──────── Data to process ────────

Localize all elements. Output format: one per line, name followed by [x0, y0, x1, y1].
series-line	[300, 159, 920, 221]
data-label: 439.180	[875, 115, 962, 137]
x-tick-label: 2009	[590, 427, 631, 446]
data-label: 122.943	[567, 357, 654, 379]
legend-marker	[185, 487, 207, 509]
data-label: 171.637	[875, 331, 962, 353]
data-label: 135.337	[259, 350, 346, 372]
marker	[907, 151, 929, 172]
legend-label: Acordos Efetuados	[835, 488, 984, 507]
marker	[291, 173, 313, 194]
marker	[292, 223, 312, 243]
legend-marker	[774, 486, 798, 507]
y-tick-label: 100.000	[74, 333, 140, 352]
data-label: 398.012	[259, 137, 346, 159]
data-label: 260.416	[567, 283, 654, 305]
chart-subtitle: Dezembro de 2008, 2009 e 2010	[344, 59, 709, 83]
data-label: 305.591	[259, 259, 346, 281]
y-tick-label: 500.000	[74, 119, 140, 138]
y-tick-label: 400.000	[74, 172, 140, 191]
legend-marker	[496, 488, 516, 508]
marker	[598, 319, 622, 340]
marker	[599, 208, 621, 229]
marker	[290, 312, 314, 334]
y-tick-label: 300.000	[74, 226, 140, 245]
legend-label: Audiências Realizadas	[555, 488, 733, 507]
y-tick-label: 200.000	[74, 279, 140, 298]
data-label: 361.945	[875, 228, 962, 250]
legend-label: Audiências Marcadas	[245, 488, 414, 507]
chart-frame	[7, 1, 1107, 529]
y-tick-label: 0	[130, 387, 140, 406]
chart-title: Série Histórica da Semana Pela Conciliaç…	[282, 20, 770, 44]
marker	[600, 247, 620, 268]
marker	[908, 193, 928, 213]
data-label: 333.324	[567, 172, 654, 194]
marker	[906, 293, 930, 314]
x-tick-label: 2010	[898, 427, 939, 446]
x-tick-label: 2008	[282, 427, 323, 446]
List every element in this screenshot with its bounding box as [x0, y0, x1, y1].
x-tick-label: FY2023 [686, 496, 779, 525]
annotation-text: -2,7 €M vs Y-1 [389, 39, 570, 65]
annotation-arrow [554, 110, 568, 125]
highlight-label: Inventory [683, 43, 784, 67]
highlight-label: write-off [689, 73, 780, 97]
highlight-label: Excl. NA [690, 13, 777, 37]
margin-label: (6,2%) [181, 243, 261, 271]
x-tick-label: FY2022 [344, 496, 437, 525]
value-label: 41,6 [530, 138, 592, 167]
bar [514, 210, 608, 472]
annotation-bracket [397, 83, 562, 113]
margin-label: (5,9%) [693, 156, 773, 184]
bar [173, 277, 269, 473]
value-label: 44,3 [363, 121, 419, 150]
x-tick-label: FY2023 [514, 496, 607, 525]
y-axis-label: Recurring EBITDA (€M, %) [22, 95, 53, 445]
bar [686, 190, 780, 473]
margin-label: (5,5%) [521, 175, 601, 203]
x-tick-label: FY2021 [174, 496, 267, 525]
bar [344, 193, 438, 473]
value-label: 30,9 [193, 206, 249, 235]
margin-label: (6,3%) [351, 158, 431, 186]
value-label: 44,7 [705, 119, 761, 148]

────────

» **What to work on**: Give the entire listing above as a Markdown table with two columns, "No." and "Text": number each line in order and leave out any blank lines.

» **Reply to the exercise**:
| No. | Text |
|---|---|
| 1 | Localize all elements. Output format: one per line, name followed by [x0, y0, x1, y1]. |
| 2 | series-line	[300, 159, 920, 221] |
| 3 | data-label: 439.180	[875, 115, 962, 137] |
| 4 | x-tick-label: 2009	[590, 427, 631, 446] |
| 5 | data-label: 122.943	[567, 357, 654, 379] |
| 6 | legend-marker	[185, 487, 207, 509] |
| 7 | data-label: 171.637	[875, 331, 962, 353] |
| 8 | data-label: 135.337	[259, 350, 346, 372] |
| 9 | marker	[907, 151, 929, 172] |
| 10 | legend-label: Acordos Efetuados	[835, 488, 984, 507] |
| 11 | marker	[291, 173, 313, 194] |
| 12 | marker	[292, 223, 312, 243] |
| 13 | legend-marker	[774, 486, 798, 507] |
| 14 | y-tick-label: 100.000	[74, 333, 140, 352] |
| 15 | data-label: 398.012	[259, 137, 346, 159] |
| 16 | data-label: 260.416	[567, 283, 654, 305] |
| 17 | chart-subtitle: Dezembro de 2008, 2009 e 2010	[344, 59, 709, 83] |
| 18 | data-label: 305.591	[259, 259, 346, 281] |
| 19 | y-tick-label: 500.000	[74, 119, 140, 138] |
| 20 | y-tick-label: 400.000	[74, 172, 140, 191] |
| 21 | legend-marker	[496, 488, 516, 508] |
| 22 | marker	[598, 319, 622, 340] |
| 23 | marker	[599, 208, 621, 229] |
| 24 | marker	[290, 312, 314, 334] |
| 25 | y-tick-label: 300.000	[74, 226, 140, 245] |
| 26 | legend-label: Audiências Realizadas	[555, 488, 733, 507] |
| 27 | y-tick-label: 200.000	[74, 279, 140, 298] |
| 28 | data-label: 361.945	[875, 228, 962, 250] |
| 29 | legend-label: Audiências Marcadas	[245, 488, 414, 507] |
| 30 | chart-frame	[7, 1, 1107, 529] |
| 31 | y-tick-label: 0	[130, 387, 140, 406] |
| 32 | chart-title: Série Histórica da Semana Pela Conciliaç…	[282, 20, 770, 44] |
| 33 | marker	[600, 247, 620, 268] |
| 34 | marker	[908, 193, 928, 213] |
| 35 | data-label: 333.324	[567, 172, 654, 194] |
| 36 | marker	[906, 293, 930, 314] |
| 37 | x-tick-label: 2010	[898, 427, 939, 446] |
| 38 | x-tick-label: 2008	[282, 427, 323, 446] |
| 39 | List every element in this screenshot with its bounding box as [x0, y0, x1, y1]. |
| 40 | x-tick-label: FY2023 [686, 496, 779, 525] |
| 41 | annotation-text: -2,7 €M vs Y-1 [389, 39, 570, 65] |
| 42 | annotation-arrow [554, 110, 568, 125] |
| 43 | highlight-label: Inventory [683, 43, 784, 67] |
| 44 | highlight-label: write-off [689, 73, 780, 97] |
| 45 | highlight-label: Excl. NA [690, 13, 777, 37] |
| 46 | margin-label: (6,2%) [181, 243, 261, 271] |
| 47 | x-tick-label: FY2022 [344, 496, 437, 525] |
| 48 | value-label: 41,6 [530, 138, 592, 167] |
| 49 | bar [514, 210, 608, 472] |
| 50 | annotation-bracket [397, 83, 562, 113] |
| 51 | margin-label: (5,9%) [693, 156, 773, 184] |
| 52 | bar [173, 277, 269, 473] |
| 53 | value-label: 44,3 [363, 121, 419, 150] |
| 54 | x-tick-label: FY2023 [514, 496, 607, 525] |
| 55 | y-axis-label: Recurring EBITDA (€M, %) [22, 95, 53, 445] |
| 56 | bar [686, 190, 780, 473] |
| 57 | margin-label: (5,5%) [521, 175, 601, 203] |
| 58 | x-tick-label: FY2021 [174, 496, 267, 525] |
| 59 | bar [344, 193, 438, 473] |
| 60 | value-label: 30,9 [193, 206, 249, 235] |
| 61 | margin-label: (6,3%) [351, 158, 431, 186] |
| 62 | value-label: 44,7 [705, 119, 761, 148] |